* _CONSIGNA 1_: En el texto sobre la terapia de Daniel, enumera las emociones que se nombran dentro del diálogo interior más benévolo y compasivo.
* _CONSIGNA 2_: Devuelve sin cambios el fragmento del texto sobre la terapia de Daniel que empieza en las palabras "Daniel se dio" y termina después de "me hacen daño.".

* _TEXTO PRESENTADO_:

Son reacciones que le sirvieron en el pasado como medidas de protección para evitar emociones y situaciones difíciles y ahora se trata de apoyarle en la vivencia de esas emociones de nuevo, haciendo que sienta esa mirada de confianza que tenemos en su capacidad de aprender lo que no ha podido aprender antes y que se sienta apoyado, validado y legitimado.
A Daniel le fue muy bien el entrenamiento en la identificación de sus emociones y de los disparadores que las despertaban a través de un autorregistro de “malos ratos” (así lo llamábamos) y la puesta en práctica de la relajación muscular y la respiración diafragmática.
Fue relacionando cada vez con más consciencia las circunstancias presentes que su cerebro relacionaba con el pasado para pasar del piloto automático de la evitación a la respuesta de conexión y gestión emocional. Era cada vez más capaz de poner la atención en el cuerpo y observar sus síntomas con curiosidad, sin que le asustaran (sensaciones en la cabeza que le podían provocar cefaleas tensionales, problemas de garganta cuando preveía un conflicto al que no quería enfrentarse, problemas gastrointestinales cuando su madre sobrepasaba sus límites…).
También detectaba sus pensamientos automáticos y los sustituía por un diálogo interior más benévolo y compasivo del tipo: “es normal que te sientas mal, estás sintiendo ansiedad, cabreo, tristeza. Es normal sentir estas emociones, todos los seres humanos las viven. Mira a ver qué te quiere decir esta reacción y convive con ella hasta que se disipe. ¿Qué puedes necesitar para sobrellevarla mejor?”.
A partir de la regulación emocional posibilitada con la relación terapéutica podemos acompañar a la persona en la puesta en práctica de sus propias estrategias para gestionar sus emociones y ayudarle a cambiar la perspectiva sobre las creencias que mantiene sobre él mismo, las relaciones personales y el futuro en general.
En el caso de Daniel, nos decía que él no tenía problemas de autoestima, porque se consideraba valioso puesto que era buen estudiante; sin embargo, en el terreno de las chicas nos confesó que podían salir corriendo en cuanto vieran su falta de experiencia y las dificultades que tenía a la hora de hablar de sus sentimientos.
Daniel se dio cuenta de que en el fondo no mantenía relaciones más profundas con amigos o no se acercaba a chicas porque pensaba que siempre terminarían dejándolo solo, abandonándolo, y prefería no intentarlo para no vivir aquello que estaba convencido de que seguro iba a ocurrir. Pudimos ayudarle a deshacerse poco a poco de esta creencia para sustituirla por una visión más amable y realista de las relaciones personales: muchas personas se quedarán en nuestra vida y otras se irán; la transitoriedad forma parte de la vida.
Lo que podemos hacer es estar satisfechos con la versión de nosotros mismos partiendo de nuestras características individuales: Puedo aprender a apreciar mi valor y esfuerzo abriéndome a que otros me conozcan y puedan apreciar mis potencialidades, y eso me ayude a reafirmarme y a poner límites si me hacen daño.

(Datos de segmentación de página)
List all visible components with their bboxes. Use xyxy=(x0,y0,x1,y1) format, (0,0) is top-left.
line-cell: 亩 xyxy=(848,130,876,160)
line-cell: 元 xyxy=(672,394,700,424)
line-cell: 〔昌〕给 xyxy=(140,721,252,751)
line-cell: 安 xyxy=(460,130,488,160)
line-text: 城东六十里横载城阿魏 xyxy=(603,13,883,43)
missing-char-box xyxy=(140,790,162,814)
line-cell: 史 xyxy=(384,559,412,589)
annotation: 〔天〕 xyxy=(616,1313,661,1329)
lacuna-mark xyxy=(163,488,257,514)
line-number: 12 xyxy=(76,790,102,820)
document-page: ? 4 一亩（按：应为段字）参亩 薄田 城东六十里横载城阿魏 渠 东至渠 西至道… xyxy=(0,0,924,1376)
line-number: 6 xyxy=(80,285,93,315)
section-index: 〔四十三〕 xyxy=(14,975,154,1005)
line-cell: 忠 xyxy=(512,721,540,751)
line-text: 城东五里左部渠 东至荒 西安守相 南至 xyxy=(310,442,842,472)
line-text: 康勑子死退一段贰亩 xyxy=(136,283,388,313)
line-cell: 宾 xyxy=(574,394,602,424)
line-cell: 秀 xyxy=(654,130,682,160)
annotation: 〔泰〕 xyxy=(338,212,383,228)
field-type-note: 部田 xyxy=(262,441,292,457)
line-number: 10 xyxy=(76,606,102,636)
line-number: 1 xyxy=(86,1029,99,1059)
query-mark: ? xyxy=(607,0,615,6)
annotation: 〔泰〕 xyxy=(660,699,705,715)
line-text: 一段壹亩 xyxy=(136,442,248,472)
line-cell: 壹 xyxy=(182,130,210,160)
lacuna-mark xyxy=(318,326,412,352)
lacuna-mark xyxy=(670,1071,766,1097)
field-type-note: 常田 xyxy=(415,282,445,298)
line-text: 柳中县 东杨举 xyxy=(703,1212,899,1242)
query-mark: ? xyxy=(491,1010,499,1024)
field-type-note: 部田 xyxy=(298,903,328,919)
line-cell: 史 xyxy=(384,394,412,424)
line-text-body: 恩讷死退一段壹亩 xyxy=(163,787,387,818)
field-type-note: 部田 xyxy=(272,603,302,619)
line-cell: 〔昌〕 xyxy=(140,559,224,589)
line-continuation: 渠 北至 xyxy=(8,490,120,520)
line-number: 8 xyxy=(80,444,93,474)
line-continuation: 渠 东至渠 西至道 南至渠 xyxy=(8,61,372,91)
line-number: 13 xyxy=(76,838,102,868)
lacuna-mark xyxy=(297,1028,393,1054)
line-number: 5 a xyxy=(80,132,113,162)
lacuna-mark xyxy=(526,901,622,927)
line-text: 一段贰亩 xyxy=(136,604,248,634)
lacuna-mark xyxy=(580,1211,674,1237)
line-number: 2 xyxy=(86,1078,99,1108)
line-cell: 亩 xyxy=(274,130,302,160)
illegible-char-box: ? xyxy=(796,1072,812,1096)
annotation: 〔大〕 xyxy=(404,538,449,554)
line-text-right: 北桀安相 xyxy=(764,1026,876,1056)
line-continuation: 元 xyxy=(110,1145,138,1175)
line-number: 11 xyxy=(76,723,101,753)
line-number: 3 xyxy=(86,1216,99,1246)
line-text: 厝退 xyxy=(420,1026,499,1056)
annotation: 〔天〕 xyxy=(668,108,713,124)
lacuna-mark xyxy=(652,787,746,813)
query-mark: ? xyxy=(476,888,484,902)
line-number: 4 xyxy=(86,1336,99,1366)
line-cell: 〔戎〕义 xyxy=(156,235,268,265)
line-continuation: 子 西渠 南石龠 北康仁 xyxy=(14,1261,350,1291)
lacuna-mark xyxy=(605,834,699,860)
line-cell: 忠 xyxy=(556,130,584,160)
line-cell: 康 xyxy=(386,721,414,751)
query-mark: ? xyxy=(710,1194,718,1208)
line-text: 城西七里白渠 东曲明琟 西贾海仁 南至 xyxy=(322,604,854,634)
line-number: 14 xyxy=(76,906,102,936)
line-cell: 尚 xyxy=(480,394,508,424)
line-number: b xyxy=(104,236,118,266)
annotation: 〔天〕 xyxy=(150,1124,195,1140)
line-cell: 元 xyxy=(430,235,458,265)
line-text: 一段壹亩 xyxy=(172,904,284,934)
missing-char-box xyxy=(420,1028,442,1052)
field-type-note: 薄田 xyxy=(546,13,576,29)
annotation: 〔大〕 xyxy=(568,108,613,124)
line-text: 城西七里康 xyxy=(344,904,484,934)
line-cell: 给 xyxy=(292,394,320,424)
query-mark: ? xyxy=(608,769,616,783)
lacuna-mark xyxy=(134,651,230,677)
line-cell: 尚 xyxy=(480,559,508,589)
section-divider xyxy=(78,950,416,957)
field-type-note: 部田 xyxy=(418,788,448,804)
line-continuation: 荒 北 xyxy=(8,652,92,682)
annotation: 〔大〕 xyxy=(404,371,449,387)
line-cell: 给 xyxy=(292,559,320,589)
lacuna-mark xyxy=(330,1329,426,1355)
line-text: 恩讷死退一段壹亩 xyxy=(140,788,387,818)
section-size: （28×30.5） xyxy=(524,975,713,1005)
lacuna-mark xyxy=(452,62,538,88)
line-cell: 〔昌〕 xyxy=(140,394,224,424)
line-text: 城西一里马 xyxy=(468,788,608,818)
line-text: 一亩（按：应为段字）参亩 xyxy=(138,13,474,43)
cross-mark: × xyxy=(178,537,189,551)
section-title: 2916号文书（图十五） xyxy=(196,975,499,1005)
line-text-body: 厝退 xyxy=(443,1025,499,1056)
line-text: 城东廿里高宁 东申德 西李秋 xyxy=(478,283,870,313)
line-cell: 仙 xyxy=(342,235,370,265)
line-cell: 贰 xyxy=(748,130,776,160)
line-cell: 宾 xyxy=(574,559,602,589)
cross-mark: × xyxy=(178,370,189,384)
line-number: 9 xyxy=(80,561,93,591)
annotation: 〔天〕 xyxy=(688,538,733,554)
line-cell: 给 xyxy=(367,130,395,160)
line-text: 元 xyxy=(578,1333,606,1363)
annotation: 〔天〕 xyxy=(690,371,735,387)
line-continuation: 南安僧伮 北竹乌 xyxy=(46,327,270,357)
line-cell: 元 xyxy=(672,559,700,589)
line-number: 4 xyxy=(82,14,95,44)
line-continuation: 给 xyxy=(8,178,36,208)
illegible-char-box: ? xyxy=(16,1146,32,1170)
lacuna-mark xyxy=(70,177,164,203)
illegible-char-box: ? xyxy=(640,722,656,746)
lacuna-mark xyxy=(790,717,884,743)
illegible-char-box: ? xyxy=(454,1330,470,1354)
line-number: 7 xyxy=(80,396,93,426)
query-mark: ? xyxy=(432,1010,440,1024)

* _ESPACIO DE RESPUESTA 1_: ansiedad, cabreo, tristeza

* _ESPACIO DE RESPUESTA 2_:
Daniel se dio cuenta de que en el fondo no mantenía relaciones más profundas con amigos o no se acercaba a chicas porque pensaba que siempre terminarían dejándolo solo, abandonándolo, y prefería no intentarlo para no vivir aquello que estaba convencido de que seguro iba a ocurrir. Pudimos ayudarle a deshacerse poco a poco de esta creencia para sustituirla por una visión más amable y realista de las relaciones personales: muchas personas se quedarán en nuestra vida y otras se irán; la transitoriedad forma parte de la vida.
Lo que podemos hacer es estar satisfechos con la versión de nosotros mismos partiendo de nuestras características individuales: Puedo aprender a apreciar mi valor y esfuerzo abriéndome a que otros me conozcan y puedan apreciar mis potencialidades, y eso me ayude a reafirmarme y a poner límites si me hacen daño.